Texto extraído:
O Tribunal Superior Eleitoral (TSE) condenou o senador Flávio Bolsonaro (PL-RJ) e o vereador de Cascavel (PR) Rômulo Quintino (PL-PR) ao pagamento de multa no valor de R$ 5 mil pela divulgação de vídeo que associa o presidente Luiz Inácio Lula da Silva (PT) ao demônio. Por maioria, em plenário virtual, os ministros deram provimento ao recurso, de autoria do Partido dos Trabalhadores, para julgar procedente a representação por propaganda eleitoral negativa.
Ficou determinada a remoção imediata do conteúdo, caso ainda não tenha ocorrido, nos termos do voto do ministro Alexandre de Moraes. A decisão foi publicada nesta terça-feira (9/5).
A relatora do caso, ministra Maria Cláudia Bucchianeri, tinha julgado a ação improcedente, mas a divergência venceu, com os votos dos ministros Ricardo Lewandowski (antes de se aposentar), Cármen Lúcia, Benedito Gonçalves, Raul Araújo e Sérgio Banhos.
Assim, Flávio Bolsonaro e Rômulo Quintino ficam condenados por divulgação de desinformação e propagação de informação falsa ligando Lula a um pacto com o demônio.
Os ministros consideraram que os parlamentares, em publicações em redes sociais, associaram o candidato da coligação Brasil da Esperança à figura do demônio, por causa da participação do petista em um evento com o movimento negro em Salvador (BA), em 21 de agosto de 2021.
Em setembro de 2022, a ministra Maria Clara Bucchianeri votou contra a representação do PT. O partido havia pedido que as imagens fossem consideradas propagandas negativas, mas a relatora entendeu que as publicações foram apagadas antes de a ação chegar ao TSE e que não havia como quantificar o número de visualizações ou repercussão do vídeo.

Informações fornecidas:
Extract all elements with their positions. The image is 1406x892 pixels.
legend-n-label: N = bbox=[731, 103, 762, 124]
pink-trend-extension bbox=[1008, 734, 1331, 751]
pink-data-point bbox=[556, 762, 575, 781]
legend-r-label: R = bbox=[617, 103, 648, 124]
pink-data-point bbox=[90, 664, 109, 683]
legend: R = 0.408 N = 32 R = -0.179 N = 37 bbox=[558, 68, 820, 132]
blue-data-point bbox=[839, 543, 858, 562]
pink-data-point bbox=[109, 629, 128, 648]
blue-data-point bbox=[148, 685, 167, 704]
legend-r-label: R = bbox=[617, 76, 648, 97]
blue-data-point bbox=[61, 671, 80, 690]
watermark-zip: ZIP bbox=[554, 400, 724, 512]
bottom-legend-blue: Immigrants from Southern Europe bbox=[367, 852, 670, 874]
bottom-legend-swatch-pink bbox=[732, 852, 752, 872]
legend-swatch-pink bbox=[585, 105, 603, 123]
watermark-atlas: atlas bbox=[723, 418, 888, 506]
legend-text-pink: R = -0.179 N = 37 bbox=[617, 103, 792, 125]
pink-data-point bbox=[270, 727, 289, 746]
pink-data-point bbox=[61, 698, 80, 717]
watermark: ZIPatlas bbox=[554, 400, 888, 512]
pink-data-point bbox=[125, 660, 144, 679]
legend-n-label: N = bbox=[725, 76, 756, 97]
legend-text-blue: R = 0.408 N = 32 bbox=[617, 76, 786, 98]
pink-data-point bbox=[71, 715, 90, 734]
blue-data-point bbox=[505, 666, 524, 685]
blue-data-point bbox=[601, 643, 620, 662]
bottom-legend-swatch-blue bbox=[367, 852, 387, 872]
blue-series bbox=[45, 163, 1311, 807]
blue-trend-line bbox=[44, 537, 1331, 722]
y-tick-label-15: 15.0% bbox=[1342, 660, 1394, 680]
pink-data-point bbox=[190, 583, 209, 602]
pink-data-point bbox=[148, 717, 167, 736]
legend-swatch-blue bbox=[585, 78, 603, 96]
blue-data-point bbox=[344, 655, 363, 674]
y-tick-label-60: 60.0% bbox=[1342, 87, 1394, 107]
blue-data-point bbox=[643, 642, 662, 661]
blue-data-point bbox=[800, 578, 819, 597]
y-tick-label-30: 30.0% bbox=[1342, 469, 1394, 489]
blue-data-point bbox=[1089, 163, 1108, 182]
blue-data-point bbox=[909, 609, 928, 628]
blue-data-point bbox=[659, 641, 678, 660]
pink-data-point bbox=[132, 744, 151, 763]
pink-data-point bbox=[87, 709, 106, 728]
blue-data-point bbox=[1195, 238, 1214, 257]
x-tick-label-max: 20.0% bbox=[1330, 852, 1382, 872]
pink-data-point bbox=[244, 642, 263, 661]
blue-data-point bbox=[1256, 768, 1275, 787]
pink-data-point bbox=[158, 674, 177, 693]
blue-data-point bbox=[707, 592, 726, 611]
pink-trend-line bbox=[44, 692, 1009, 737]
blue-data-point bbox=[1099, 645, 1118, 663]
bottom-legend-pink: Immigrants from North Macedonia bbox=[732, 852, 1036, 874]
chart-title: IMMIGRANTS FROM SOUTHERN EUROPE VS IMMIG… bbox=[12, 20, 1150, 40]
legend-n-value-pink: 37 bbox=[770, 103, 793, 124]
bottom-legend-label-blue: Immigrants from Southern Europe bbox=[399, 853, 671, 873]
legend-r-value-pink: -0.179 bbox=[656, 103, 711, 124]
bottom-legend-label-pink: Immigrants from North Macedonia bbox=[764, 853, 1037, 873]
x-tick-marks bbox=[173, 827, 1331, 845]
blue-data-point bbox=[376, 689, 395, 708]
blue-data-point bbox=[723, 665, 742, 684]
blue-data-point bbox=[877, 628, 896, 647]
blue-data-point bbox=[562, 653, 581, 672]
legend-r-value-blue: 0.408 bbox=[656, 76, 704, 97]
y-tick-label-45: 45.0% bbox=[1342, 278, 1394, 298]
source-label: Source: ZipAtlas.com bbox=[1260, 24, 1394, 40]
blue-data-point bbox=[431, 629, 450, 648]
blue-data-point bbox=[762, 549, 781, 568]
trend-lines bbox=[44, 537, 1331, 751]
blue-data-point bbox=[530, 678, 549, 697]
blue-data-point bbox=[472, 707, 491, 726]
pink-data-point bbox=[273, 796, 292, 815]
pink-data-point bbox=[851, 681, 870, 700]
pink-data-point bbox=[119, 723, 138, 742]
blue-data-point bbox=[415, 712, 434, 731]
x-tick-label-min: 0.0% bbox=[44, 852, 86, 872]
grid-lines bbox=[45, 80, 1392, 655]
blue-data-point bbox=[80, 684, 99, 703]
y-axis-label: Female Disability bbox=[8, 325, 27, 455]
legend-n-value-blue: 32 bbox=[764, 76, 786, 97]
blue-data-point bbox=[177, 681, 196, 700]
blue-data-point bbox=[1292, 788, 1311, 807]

Instruções da tarefa: Redigite na íntegra a notícia sobre a multa aplicada pelo TSE, sem nenhuma alteração.

Solução:
O Tribunal Superior Eleitoral (TSE) condenou o senador Flávio Bolsonaro (PL-RJ) e o vereador de Cascavel (PR) Rômulo Quintino (PL-PR) ao pagamento de multa no valor de R$ 5 mil pela divulgação de vídeo que associa o presidente Luiz Inácio Lula da Silva (PT) ao demônio. Por maioria, em plenário virtual, os ministros deram provimento ao recurso, de autoria do Partido dos Trabalhadores, para julgar procedente a representação por propaganda eleitoral negativa.
Ficou determinada a remoção imediata do conteúdo, caso ainda não tenha ocorrido, nos termos do voto do ministro Alexandre de Moraes. A decisão foi publicada nesta terça-feira (9/5).
A relatora do caso, ministra Maria Cláudia Bucchianeri, tinha julgado a ação improcedente, mas a divergência venceu, com os votos dos ministros Ricardo Lewandowski (antes de se aposentar), Cármen Lúcia, Benedito Gonçalves, Raul Araújo e Sérgio Banhos.
Assim, Flávio Bolsonaro e Rômulo Quintino ficam condenados por divulgação de desinformação e propagação de informação falsa ligando Lula a um pacto com o demônio.
Os ministros consideraram que os parlamentares, em publicações em redes sociais, associaram o candidato da coligação Brasil da Esperança à figura do demônio, por causa da participação do petista em um evento com o movimento negro em Salvador (BA), em 21 de agosto de 2021.
Em setembro de 2022, a ministra Maria Clara Bucchianeri votou contra a representação do PT. O partido havia pedido que as imagens fossem consideradas propagandas negativas, mas a relatora entendeu que as publicações foram apagadas antes de a ação chegar ao TSE e que não havia como quantificar o número de visualizações ou repercussão do vídeo.